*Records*
================
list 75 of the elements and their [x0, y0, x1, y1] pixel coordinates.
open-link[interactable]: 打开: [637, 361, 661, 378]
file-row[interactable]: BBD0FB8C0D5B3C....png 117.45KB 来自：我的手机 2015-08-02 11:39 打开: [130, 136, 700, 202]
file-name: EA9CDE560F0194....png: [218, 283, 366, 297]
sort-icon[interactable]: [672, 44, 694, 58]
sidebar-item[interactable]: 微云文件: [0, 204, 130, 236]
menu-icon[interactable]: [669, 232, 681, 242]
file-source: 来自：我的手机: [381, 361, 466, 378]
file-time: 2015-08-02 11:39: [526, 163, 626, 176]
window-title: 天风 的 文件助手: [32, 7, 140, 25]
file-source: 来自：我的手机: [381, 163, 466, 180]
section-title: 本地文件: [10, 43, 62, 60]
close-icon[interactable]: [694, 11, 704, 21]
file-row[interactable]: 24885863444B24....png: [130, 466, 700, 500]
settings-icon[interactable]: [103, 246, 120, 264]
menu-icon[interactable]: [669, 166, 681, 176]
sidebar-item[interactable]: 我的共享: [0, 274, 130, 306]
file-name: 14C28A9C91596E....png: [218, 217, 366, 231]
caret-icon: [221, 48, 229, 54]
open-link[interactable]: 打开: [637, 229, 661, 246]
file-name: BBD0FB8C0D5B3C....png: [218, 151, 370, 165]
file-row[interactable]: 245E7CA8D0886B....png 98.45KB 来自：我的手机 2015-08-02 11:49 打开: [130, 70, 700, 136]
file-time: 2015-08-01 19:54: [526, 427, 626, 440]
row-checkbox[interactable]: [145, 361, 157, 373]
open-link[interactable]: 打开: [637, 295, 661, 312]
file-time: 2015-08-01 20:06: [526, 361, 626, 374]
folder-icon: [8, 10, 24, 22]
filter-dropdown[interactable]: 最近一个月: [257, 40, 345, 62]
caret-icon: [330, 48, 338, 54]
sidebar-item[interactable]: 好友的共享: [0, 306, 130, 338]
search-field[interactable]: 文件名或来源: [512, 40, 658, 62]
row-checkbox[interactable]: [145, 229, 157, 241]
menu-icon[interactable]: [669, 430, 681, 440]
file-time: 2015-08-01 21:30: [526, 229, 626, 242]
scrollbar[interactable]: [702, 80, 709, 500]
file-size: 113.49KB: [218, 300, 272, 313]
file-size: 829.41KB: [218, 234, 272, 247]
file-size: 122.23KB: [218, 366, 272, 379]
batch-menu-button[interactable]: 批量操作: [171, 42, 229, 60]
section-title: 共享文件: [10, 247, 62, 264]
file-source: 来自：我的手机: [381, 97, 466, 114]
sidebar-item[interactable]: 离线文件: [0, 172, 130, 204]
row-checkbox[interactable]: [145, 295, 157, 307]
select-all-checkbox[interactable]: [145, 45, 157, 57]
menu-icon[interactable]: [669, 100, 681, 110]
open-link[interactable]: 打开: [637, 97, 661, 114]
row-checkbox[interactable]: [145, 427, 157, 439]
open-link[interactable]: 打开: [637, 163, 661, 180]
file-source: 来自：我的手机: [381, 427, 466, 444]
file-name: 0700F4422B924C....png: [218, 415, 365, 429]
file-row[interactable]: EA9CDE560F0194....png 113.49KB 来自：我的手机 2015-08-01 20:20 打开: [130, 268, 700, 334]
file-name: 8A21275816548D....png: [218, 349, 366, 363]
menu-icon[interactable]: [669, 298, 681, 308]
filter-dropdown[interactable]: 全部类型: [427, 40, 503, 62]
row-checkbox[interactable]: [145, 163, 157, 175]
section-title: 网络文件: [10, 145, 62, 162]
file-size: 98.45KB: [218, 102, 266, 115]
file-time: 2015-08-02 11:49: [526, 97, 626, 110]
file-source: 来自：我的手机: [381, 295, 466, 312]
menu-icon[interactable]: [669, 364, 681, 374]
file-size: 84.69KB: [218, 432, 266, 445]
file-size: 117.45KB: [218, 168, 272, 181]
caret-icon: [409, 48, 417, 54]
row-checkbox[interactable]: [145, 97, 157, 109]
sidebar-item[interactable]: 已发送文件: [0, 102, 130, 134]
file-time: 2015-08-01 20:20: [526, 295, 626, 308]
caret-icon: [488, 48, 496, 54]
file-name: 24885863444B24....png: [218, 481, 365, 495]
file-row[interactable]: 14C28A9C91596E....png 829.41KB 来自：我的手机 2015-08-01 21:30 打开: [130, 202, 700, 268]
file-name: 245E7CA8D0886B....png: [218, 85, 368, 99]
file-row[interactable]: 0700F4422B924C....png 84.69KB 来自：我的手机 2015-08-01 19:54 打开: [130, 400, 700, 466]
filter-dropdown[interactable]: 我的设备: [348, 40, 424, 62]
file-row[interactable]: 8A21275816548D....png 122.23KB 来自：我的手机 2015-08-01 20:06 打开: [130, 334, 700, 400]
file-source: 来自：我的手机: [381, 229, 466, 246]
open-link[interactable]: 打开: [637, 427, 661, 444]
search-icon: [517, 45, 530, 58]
================
Rename "menu-icon" to "options-icon" throughout the rows, starting at the first row and ending at the row that contains "file-size: 122.23KB: [218, 366, 272, 379]". Reproduce only those rows, with everything else left unchanged.

list 75 of the elements and their [x0, y0, x1, y1] pixel coordinates.
open-link[interactable]: 打开: [637, 361, 661, 378]
file-row[interactable]: BBD0FB8C0D5B3C....png 117.45KB 来自：我的手机 2015-08-02 11:39 打开: [130, 136, 700, 202]
file-name: EA9CDE560F0194....png: [218, 283, 366, 297]
sort-icon[interactable]: [672, 44, 694, 58]
sidebar-item[interactable]: 微云文件: [0, 204, 130, 236]
options-icon[interactable]: [669, 232, 681, 242]
file-source: 来自：我的手机: [381, 361, 466, 378]
file-time: 2015-08-02 11:39: [526, 163, 626, 176]
window-title: 天风 的 文件助手: [32, 7, 140, 25]
file-source: 来自：我的手机: [381, 163, 466, 180]
section-title: 本地文件: [10, 43, 62, 60]
close-icon[interactable]: [694, 11, 704, 21]
file-row[interactable]: 24885863444B24....png: [130, 466, 700, 500]
settings-icon[interactable]: [103, 246, 120, 264]
options-icon[interactable]: [669, 166, 681, 176]
sidebar-item[interactable]: 我的共享: [0, 274, 130, 306]
file-name: 14C28A9C91596E....png: [218, 217, 366, 231]
caret-icon: [221, 48, 229, 54]
open-link[interactable]: 打开: [637, 229, 661, 246]
file-name: BBD0FB8C0D5B3C....png: [218, 151, 370, 165]
file-row[interactable]: 245E7CA8D0886B....png 98.45KB 来自：我的手机 2015-08-02 11:49 打开: [130, 70, 700, 136]
file-time: 2015-08-01 19:54: [526, 427, 626, 440]
row-checkbox[interactable]: [145, 361, 157, 373]
open-link[interactable]: 打开: [637, 295, 661, 312]
file-time: 2015-08-01 20:06: [526, 361, 626, 374]
folder-icon: [8, 10, 24, 22]
filter-dropdown[interactable]: 最近一个月: [257, 40, 345, 62]
caret-icon: [330, 48, 338, 54]
sidebar-item[interactable]: 好友的共享: [0, 306, 130, 338]
search-field[interactable]: 文件名或来源: [512, 40, 658, 62]
row-checkbox[interactable]: [145, 229, 157, 241]
options-icon[interactable]: [669, 430, 681, 440]
file-time: 2015-08-01 21:30: [526, 229, 626, 242]
scrollbar[interactable]: [702, 80, 709, 500]
file-size: 113.49KB: [218, 300, 272, 313]
file-size: 829.41KB: [218, 234, 272, 247]
file-size: 122.23KB: [218, 366, 272, 379]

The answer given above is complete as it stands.